• _Rows_:
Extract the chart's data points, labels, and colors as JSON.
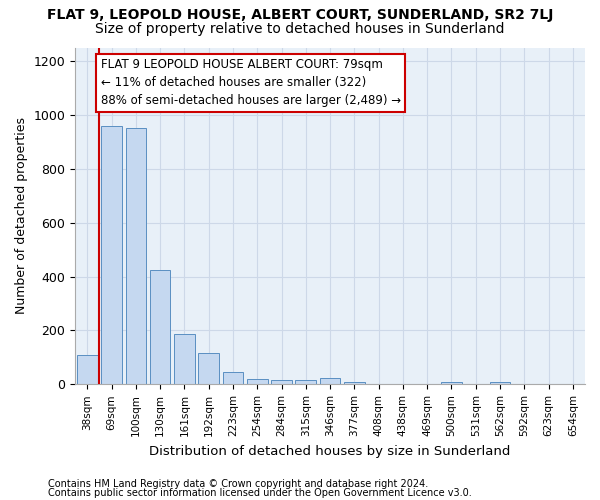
{
  "title": "FLAT 9, LEOPOLD HOUSE, ALBERT COURT, SUNDERLAND, SR2 7LJ",
  "subtitle": "Size of property relative to detached houses in Sunderland",
  "xlabel": "Distribution of detached houses by size in Sunderland",
  "ylabel": "Number of detached properties",
  "footer1": "Contains HM Land Registry data © Crown copyright and database right 2024.",
  "footer2": "Contains public sector information licensed under the Open Government Licence v3.0.",
  "bar_labels": [
    "38sqm",
    "69sqm",
    "100sqm",
    "130sqm",
    "161sqm",
    "192sqm",
    "223sqm",
    "254sqm",
    "284sqm",
    "315sqm",
    "346sqm",
    "377sqm",
    "408sqm",
    "438sqm",
    "469sqm",
    "500sqm",
    "531sqm",
    "562sqm",
    "592sqm",
    "623sqm",
    "654sqm"
  ],
  "bar_values": [
    110,
    960,
    950,
    425,
    185,
    115,
    47,
    20,
    15,
    15,
    25,
    10,
    0,
    0,
    0,
    10,
    0,
    10,
    0,
    0,
    0
  ],
  "bar_color": "#c5d8f0",
  "bar_edge_color": "#5a8fc2",
  "red_line_x": 0.575,
  "red_line_color": "#cc0000",
  "annotation_text": "FLAT 9 LEOPOLD HOUSE ALBERT COURT: 79sqm\n← 11% of detached houses are smaller (322)\n88% of semi-detached houses are larger (2,489) →",
  "annotation_box_color": "#ffffff",
  "annotation_box_edge_color": "#cc0000",
  "ylim": [
    0,
    1250
  ],
  "yticks": [
    0,
    200,
    400,
    600,
    800,
    1000,
    1200
  ],
  "grid_color": "#cdd8e8",
  "bg_color": "#e8f0f8",
  "title_fontsize": 10,
  "subtitle_fontsize": 10,
  "annotation_fontsize": 8.5,
  "ylabel_fontsize": 9,
  "xlabel_fontsize": 9.5
}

• _Task goal_: Go through the entries and return each line where the word "COURT" appears.

• _Full solution_:
  "title": "FLAT 9, LEOPOLD HOUSE, ALBERT COURT, SUNDERLAND, SR2 7LJ",
  "annotation_text": "FLAT 9 LEOPOLD HOUSE ALBERT COURT: 79sqm\n← 11% of detached houses are smaller (322)\n88% of semi-detached houses are larger (2,489) →",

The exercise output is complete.